## Alıştırma görevleri
(1) Gazetecilere yönelik hak ihlalleriyle ilgili metne göre, Sudan Gazeteciler Sendikası'nın raporu kaç gazeteciye yönelik hak ihlallerine dikkat çekiyor?
(2) Gazetecilere yönelik hak ihlalleriyle ilgili metinde "Sudan Gazeteciler Sendikası’nın" kısmından "saldırıya maruz kaldı." kısmına kadar ne varsa hiç değiştirmeden aynen yazın.
(3) Gazetecilere yönelik hak ihlalleriyle ilgili metni iki cümleyle özetleyin.

## Okuma metni
##############################

Devam eden çatışmalar nedeniyle insanlık suçları da artı. Katledilme, şiddet, gözaltı, işkence, taciz ve tecavüz özellikle kadınlar ve kız çocukları için tehdit olmaya devam ediyor. “İhanet” gibi suçlamalara maruz kalan kadın gazeteciler de kaçırılma, gözaltı ve tutuklamalarla karşı karşıya kalıyor. Ataerkil toplum yapısı nedeniyle, erkek gazetecilere kadın gazetecilerden daha fazla hareket ve dolaşım özgürlüğü tanınıyor. Bu durum kadın gazeteciler üzerindeki kısıtlamaları da artırıyor. Yüzlerce gazeteci ‘güvenlik’ gerekçesiyle çatışma bölgelerini terk etmeye zorlandı.

‘2 kadın gazeteci katledildi, 3 kadın gazeteci cinsel saldırıya maruz kaldı’

Sudan Gazeteciler Sendikası’nın yayımladığı raporda, 130’u kadın 377 gazeteciye yönelik yaşanan hak ihlallerine dikkat çekiliyor. Rapora göre; 2’si kadın 6 gazeteci katledildi. Gazeteci Halima İdris, gazetecilik görevini yerine getirirken Hartum'daki çatışmanın taraflarından birine ait bir araç tarafından ezilerek katledildi. Gazeteci Samahir Abdel Shafei ise ailesiyle birlikte kaldığı sığınakta ateşli silahla katledildi. 8 kadın gazeteci ise fiziki şiddete uğradı, 3 kadın gazeteci ise cinsel saldırıya maruz kaldı.

##############################

## Verilen bilgiler

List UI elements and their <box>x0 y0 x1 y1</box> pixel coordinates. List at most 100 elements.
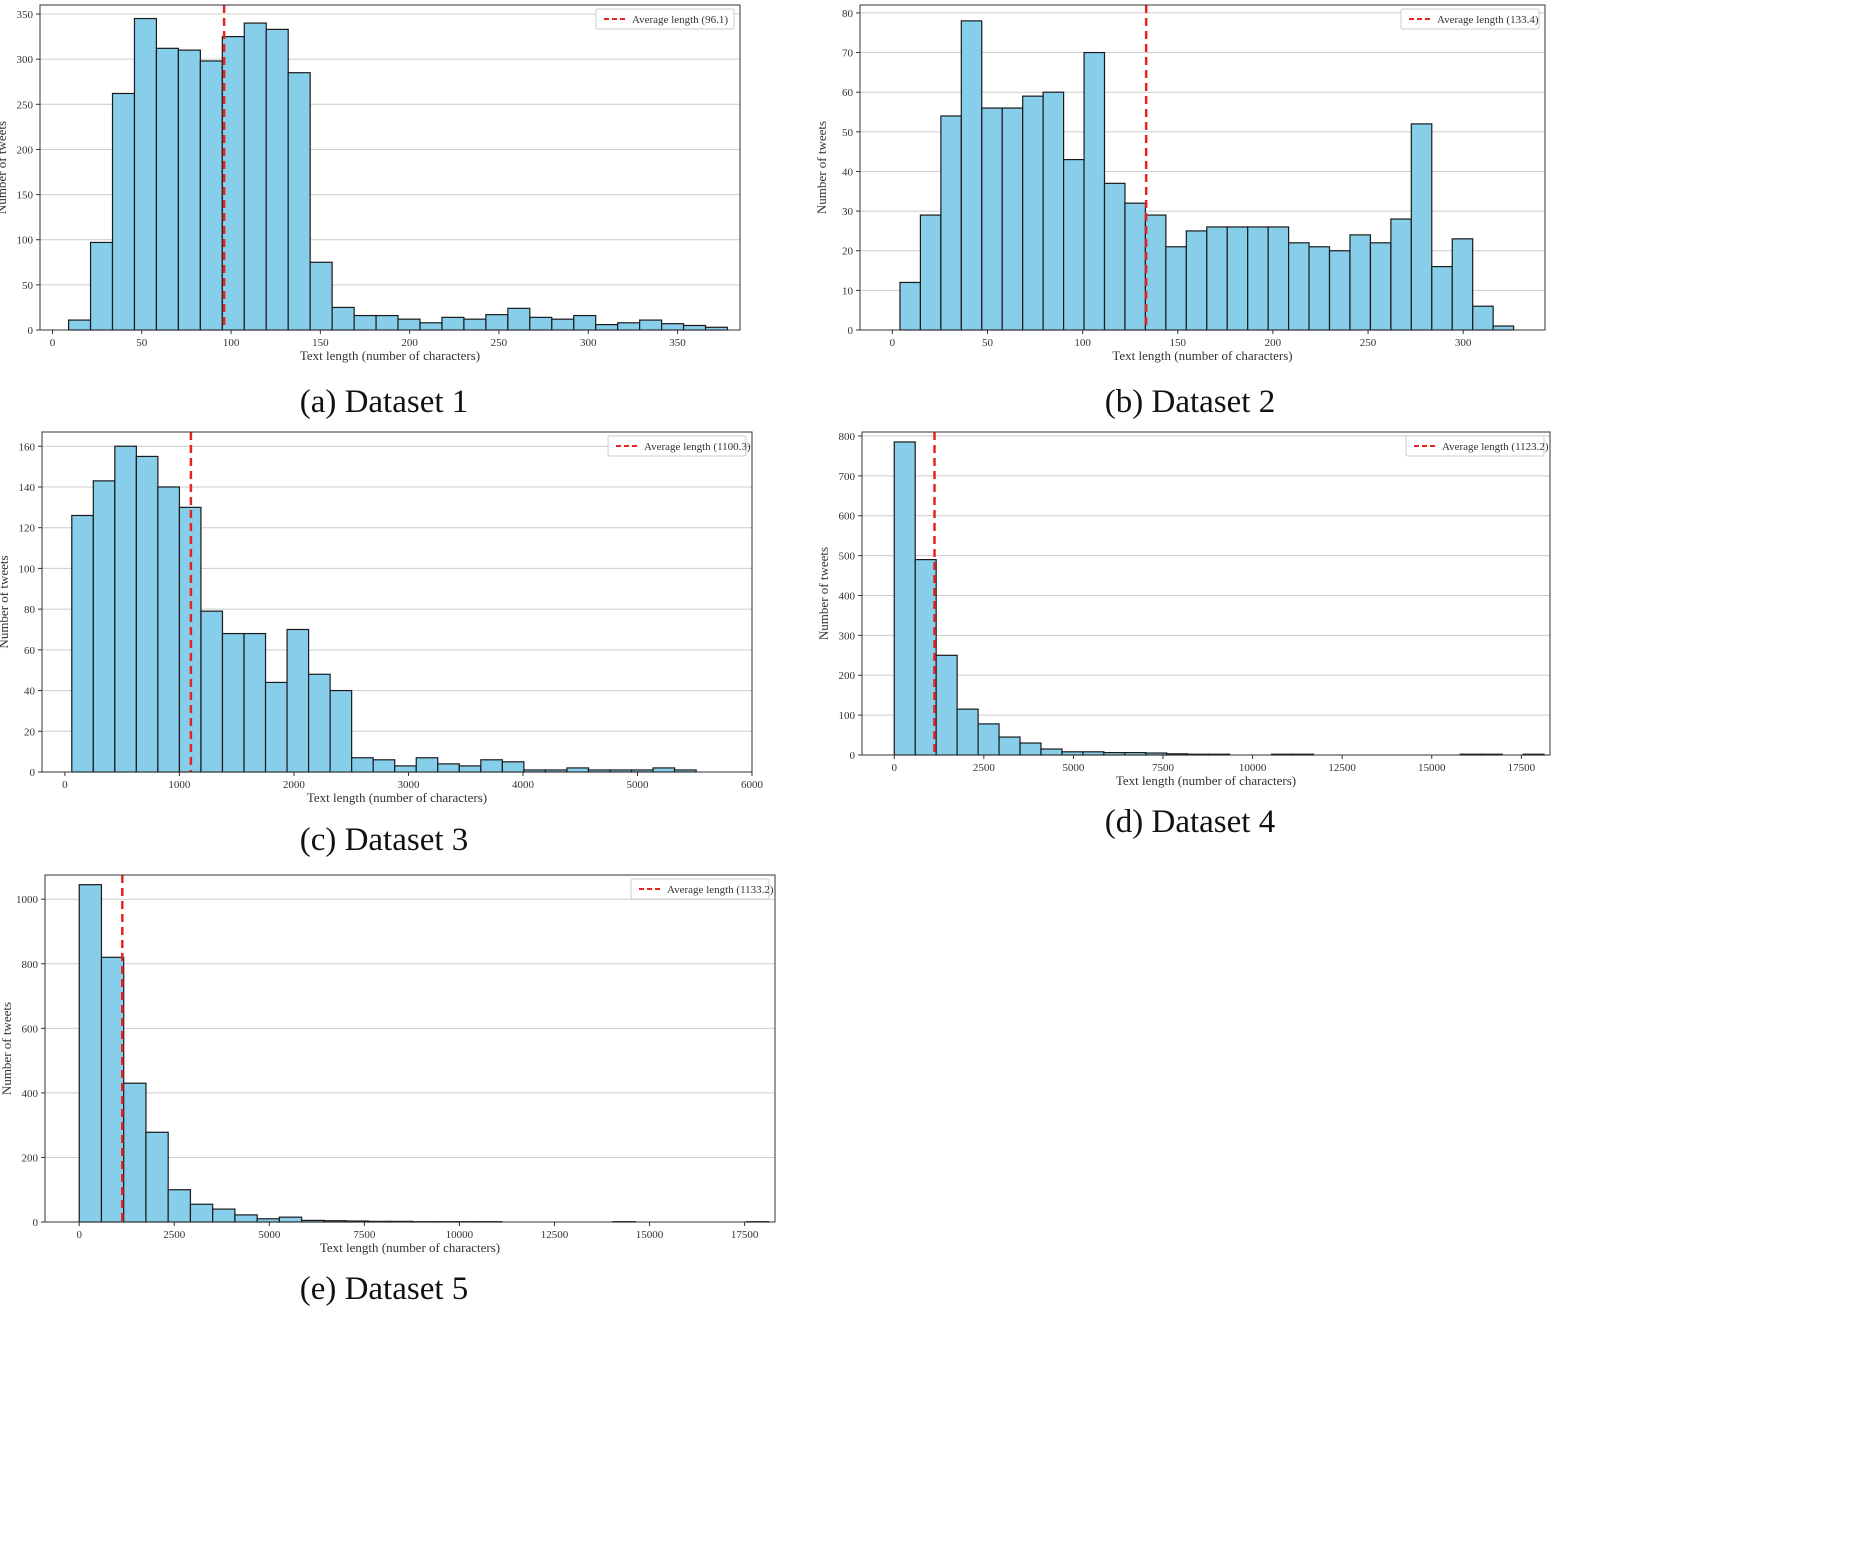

##############################

## Cevaplar
(1) 130'u kadın olmak üzere 377 gazeteciye yönelik hak ihlallerine dikkat çekiyor.

(2)
Sudan Gazeteciler Sendikası’nın yayımladığı raporda, 130’u kadın 377 gazeteciye yönelik yaşanan hak ihlallerine dikkat çekiliyor. Rapora göre; 2’si kadın 6 gazeteci katledildi. Gazeteci Halima İdris, gazetecilik görevini yerine getirirken Hartum'daki çatışmanın taraflarından birine ait bir araç tarafından ezilerek katledildi. Gazeteci Samahir Abdel Shafei ise ailesiyle birlikte kaldığı sığınakta ateşli silahla katledildi. 8 kadın gazeteci ise fiziki şiddete uğradı, 3 kadın gazeteci ise cinsel saldırıya maruz kaldı.

(3) Süren çatışmalar nedeniyle kadın gazeteciler kaçırılma, gözaltı ve tutuklamalarla karşı karşıya kalıyor, ataerkil toplum yapısı da üzerlerindeki kısıtlamaları artırıyor. Sudan Gazeteciler Sendikası'nın raporuna göre 130'u kadın 377 gazeteci hak ihlaline uğradı, 2'si kadın 6 gazeteci katledildi ve 3 kadın gazeteci cinsel saldırıya maruz kaldı.